[Problem to solve] Copy each line below that contains "Output".

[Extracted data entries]
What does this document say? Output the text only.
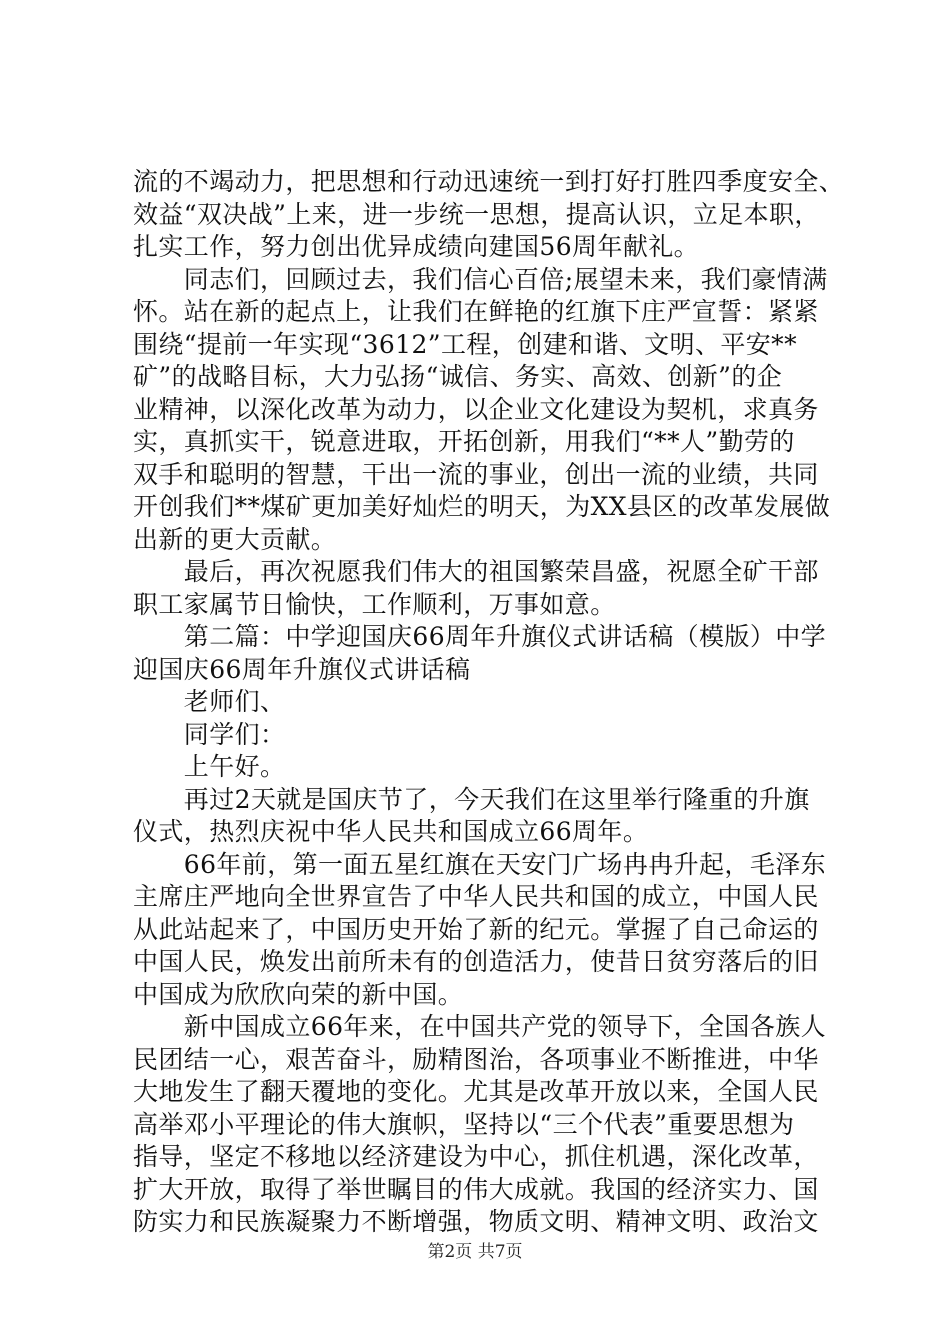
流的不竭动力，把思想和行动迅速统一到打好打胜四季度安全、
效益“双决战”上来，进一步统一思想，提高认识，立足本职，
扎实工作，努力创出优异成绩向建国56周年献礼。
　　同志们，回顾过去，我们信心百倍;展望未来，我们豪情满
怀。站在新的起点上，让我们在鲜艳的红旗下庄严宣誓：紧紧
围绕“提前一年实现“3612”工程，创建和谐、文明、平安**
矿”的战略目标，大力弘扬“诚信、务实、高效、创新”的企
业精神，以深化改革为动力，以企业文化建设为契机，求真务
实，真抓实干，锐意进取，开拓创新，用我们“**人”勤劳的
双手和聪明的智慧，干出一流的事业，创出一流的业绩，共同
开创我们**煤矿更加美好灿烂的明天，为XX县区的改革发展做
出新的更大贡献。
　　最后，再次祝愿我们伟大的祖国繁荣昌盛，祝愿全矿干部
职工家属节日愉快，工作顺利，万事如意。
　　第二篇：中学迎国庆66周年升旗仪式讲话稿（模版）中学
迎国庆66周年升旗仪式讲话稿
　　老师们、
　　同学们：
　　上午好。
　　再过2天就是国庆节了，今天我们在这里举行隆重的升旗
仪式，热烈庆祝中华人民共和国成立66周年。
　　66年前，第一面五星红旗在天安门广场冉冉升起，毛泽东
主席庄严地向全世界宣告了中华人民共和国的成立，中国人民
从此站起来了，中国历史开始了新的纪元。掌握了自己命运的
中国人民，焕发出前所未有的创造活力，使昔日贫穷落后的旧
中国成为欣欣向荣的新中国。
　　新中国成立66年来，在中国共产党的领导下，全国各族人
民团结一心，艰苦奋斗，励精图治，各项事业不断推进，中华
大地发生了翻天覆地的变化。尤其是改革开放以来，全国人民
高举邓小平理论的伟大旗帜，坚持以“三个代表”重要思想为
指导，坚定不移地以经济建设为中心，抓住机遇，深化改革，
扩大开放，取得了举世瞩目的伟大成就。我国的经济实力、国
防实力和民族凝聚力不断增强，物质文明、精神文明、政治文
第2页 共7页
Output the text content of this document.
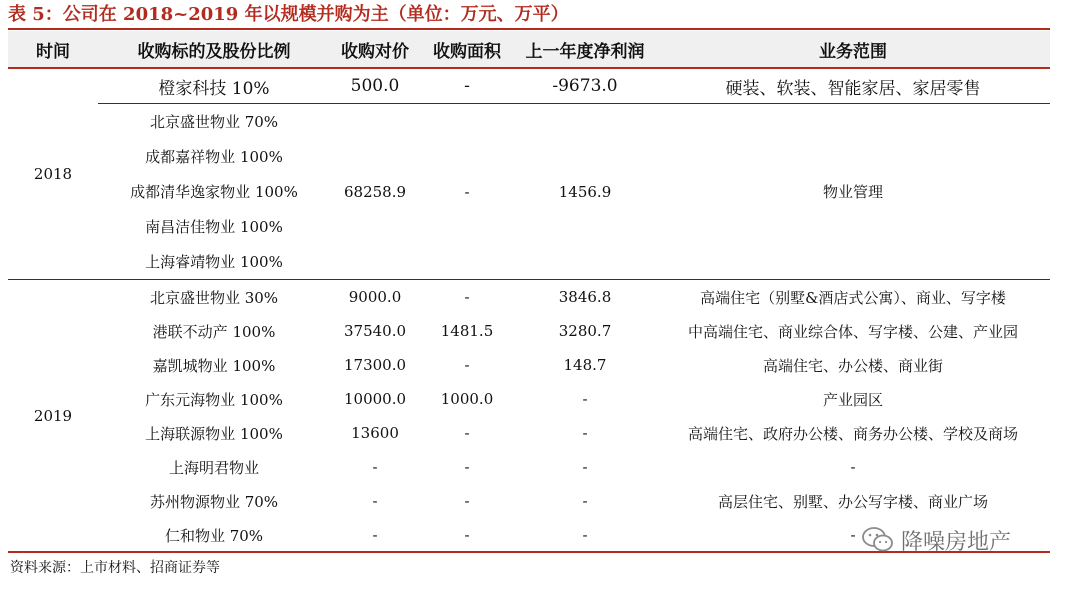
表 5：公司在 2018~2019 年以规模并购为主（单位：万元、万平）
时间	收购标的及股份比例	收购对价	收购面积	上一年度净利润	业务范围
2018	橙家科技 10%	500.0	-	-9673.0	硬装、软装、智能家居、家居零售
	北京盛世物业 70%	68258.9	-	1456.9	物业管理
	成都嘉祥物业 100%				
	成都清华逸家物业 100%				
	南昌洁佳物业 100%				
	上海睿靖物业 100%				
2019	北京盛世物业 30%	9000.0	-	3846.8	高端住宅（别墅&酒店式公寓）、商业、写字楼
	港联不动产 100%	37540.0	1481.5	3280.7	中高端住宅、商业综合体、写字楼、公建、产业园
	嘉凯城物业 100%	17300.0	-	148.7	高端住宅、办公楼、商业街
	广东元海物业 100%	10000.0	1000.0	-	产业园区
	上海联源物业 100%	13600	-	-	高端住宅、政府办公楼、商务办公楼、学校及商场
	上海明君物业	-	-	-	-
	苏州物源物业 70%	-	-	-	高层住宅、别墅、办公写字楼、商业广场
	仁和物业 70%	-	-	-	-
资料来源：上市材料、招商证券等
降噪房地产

[Response to this exercise]
What does this document say? Output the text only.
Output the text content of this document.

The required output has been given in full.